◆ What to work on
Copy out each line that mentions the word "AMIRAH".
▼
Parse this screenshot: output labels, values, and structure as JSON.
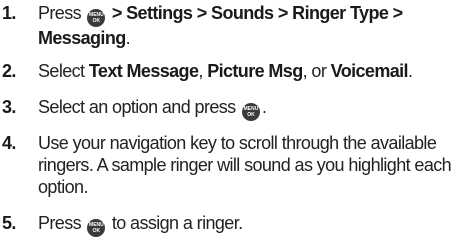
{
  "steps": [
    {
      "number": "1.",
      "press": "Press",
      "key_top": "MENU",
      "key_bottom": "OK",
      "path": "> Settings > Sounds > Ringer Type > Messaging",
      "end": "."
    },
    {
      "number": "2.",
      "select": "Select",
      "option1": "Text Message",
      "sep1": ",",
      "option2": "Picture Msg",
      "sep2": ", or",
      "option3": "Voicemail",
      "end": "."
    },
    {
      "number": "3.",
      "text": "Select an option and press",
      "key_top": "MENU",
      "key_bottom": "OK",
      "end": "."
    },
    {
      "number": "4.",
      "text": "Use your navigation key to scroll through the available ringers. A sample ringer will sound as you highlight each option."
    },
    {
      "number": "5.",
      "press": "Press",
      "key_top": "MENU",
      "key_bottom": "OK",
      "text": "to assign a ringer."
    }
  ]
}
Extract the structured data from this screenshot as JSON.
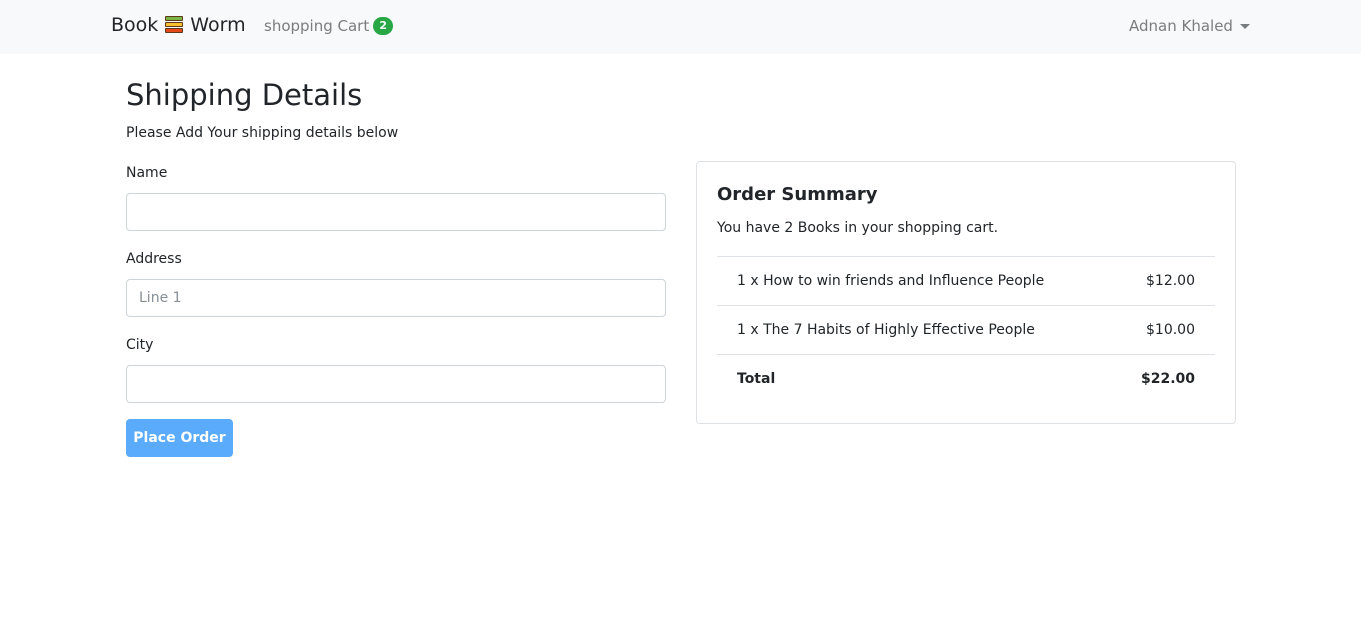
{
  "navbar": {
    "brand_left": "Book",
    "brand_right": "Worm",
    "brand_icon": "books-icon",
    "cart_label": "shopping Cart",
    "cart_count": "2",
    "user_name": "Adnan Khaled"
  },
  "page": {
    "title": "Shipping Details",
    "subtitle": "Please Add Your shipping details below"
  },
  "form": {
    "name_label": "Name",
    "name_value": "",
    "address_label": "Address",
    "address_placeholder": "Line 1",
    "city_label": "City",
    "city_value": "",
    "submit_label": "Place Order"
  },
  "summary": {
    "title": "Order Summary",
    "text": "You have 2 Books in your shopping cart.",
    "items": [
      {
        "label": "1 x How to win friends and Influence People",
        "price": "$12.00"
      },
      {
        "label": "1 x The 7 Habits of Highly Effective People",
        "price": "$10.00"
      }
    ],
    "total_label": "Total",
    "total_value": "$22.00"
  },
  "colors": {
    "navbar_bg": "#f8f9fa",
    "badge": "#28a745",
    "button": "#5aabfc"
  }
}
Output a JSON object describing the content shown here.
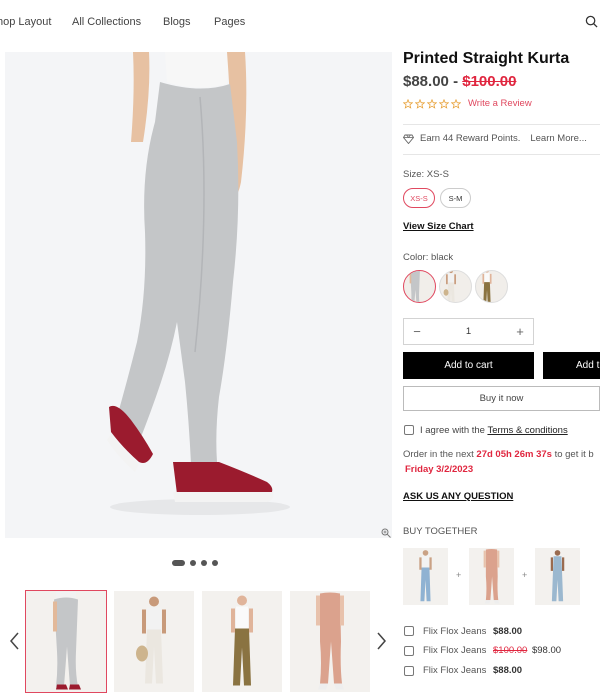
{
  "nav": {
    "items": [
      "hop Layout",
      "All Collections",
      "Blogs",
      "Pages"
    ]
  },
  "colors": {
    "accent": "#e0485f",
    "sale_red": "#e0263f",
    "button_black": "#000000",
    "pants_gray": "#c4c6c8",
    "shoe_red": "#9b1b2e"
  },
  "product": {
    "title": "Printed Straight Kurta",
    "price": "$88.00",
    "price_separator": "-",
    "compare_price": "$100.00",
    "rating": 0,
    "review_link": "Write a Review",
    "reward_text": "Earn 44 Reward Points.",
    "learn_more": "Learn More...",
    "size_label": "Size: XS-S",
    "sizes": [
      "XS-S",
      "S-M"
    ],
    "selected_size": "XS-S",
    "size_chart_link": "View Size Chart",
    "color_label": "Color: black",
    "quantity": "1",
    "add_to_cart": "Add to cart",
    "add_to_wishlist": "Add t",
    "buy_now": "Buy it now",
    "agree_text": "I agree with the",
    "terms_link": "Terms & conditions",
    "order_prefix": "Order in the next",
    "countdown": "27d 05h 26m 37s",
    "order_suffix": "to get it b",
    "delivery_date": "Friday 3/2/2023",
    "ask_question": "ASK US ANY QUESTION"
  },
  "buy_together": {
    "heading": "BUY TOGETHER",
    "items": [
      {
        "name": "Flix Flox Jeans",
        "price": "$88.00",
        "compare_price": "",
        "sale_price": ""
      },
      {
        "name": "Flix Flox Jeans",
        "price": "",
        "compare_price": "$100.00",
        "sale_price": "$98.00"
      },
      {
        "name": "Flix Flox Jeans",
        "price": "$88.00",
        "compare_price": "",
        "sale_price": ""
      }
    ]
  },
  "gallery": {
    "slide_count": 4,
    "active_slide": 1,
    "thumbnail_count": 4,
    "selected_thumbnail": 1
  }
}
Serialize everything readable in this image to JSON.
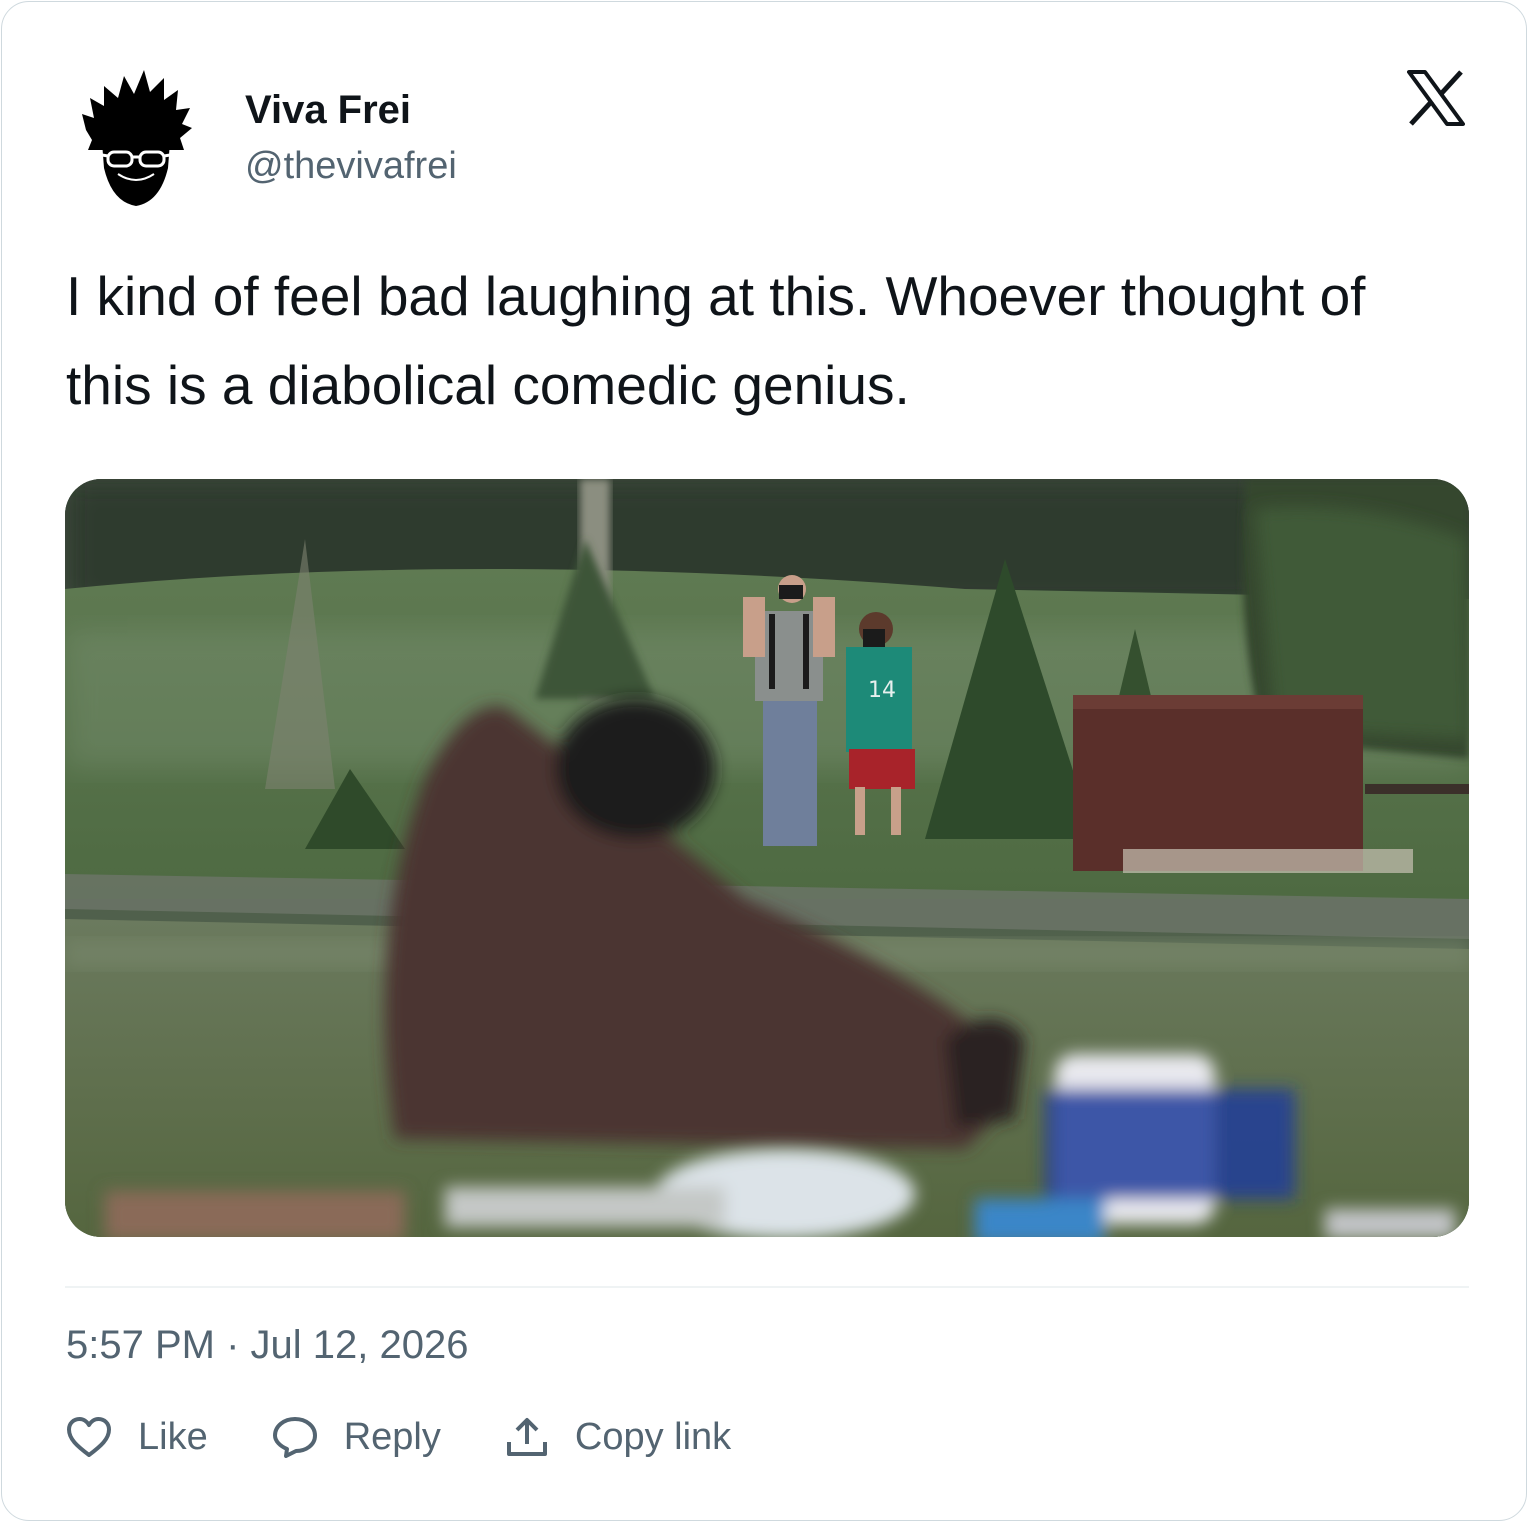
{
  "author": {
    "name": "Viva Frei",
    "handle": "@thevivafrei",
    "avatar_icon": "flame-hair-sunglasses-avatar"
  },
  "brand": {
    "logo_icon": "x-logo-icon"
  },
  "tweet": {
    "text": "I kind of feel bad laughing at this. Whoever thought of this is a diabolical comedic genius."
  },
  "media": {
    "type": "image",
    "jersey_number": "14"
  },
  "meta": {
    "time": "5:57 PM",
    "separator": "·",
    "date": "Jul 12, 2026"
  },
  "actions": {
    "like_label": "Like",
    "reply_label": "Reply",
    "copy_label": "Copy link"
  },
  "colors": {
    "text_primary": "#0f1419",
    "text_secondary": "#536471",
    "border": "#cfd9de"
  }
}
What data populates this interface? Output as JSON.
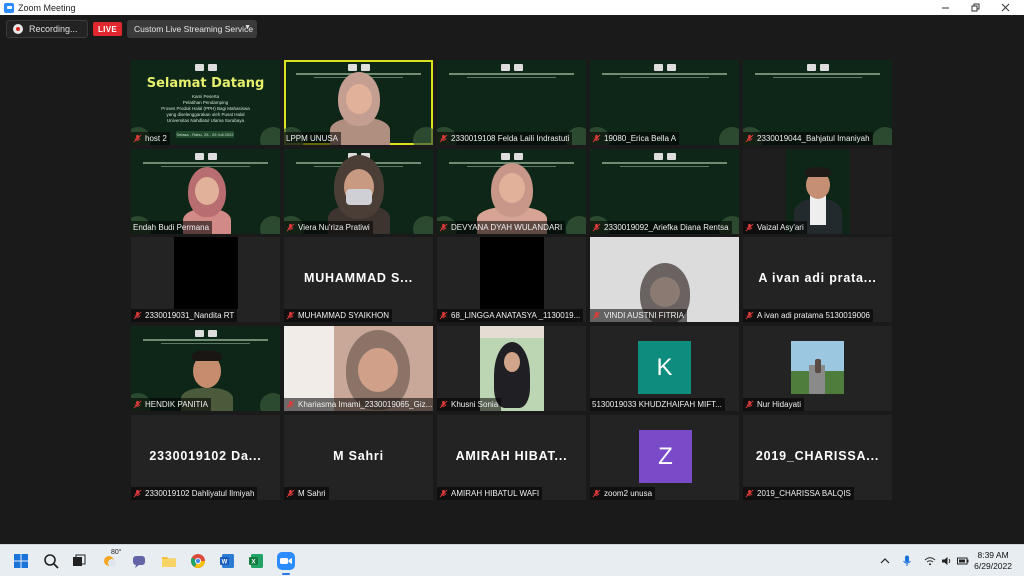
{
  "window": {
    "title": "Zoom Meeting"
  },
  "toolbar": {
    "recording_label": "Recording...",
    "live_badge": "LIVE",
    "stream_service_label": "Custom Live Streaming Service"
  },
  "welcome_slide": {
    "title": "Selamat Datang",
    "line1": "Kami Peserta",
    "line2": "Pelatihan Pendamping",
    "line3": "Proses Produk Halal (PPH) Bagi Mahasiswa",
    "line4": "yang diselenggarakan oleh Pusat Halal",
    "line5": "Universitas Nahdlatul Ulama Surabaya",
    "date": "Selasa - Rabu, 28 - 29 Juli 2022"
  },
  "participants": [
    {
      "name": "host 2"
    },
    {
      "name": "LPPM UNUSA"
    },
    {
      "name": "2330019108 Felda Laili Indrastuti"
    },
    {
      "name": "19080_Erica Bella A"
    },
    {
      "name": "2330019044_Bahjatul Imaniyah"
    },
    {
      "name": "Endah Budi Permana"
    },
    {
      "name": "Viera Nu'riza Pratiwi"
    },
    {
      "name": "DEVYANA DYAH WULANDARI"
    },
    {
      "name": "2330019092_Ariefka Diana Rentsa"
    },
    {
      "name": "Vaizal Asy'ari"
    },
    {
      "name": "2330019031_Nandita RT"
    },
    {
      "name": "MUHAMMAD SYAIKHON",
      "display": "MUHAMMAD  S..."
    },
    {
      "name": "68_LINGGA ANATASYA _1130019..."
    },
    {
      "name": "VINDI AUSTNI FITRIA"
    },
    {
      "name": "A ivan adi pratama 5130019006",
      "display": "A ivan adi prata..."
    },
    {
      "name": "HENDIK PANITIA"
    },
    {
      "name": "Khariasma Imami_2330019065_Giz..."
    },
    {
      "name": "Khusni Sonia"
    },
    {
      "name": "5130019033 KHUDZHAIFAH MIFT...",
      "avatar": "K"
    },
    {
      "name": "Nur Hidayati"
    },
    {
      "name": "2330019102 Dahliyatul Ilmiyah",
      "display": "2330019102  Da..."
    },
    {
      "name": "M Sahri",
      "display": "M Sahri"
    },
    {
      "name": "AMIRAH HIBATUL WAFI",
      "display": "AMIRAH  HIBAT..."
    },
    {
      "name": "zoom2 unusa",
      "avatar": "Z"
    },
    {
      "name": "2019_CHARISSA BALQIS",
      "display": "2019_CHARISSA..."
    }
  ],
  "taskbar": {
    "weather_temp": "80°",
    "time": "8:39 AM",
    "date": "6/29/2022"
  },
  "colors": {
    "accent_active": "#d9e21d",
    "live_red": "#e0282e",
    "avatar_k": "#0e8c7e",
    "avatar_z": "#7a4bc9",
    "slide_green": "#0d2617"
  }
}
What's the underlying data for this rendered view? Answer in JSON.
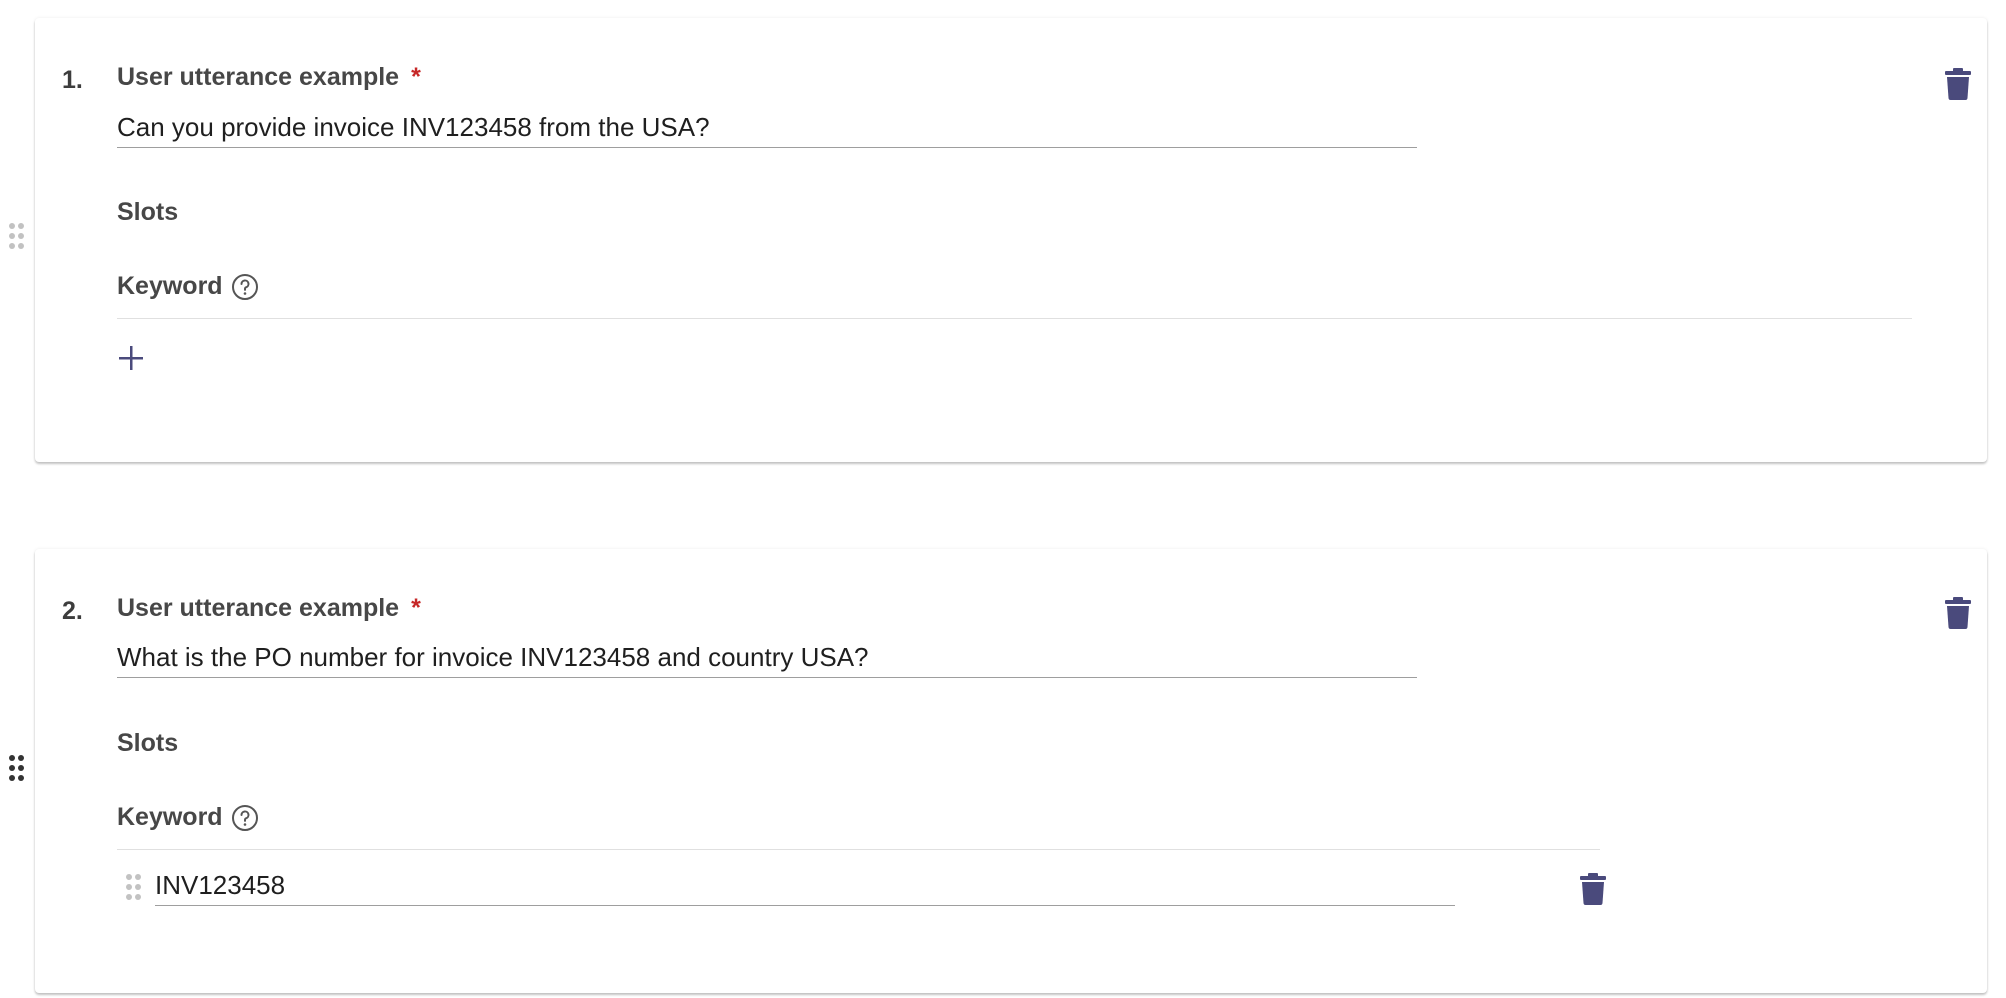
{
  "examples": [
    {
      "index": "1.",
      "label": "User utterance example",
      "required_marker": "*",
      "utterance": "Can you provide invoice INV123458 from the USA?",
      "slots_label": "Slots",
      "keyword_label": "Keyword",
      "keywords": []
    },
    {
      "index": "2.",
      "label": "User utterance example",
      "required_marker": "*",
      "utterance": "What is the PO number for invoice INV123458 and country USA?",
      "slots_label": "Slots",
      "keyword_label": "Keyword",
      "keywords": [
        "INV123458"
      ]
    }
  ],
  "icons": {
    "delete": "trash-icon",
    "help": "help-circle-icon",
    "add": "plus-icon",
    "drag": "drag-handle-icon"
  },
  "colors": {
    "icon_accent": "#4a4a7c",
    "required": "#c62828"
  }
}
▲
◆ Exercise response
      "name": "AMIRAH HIBATUL WAFI",
      "display": "AMIRAH  HIBAT..."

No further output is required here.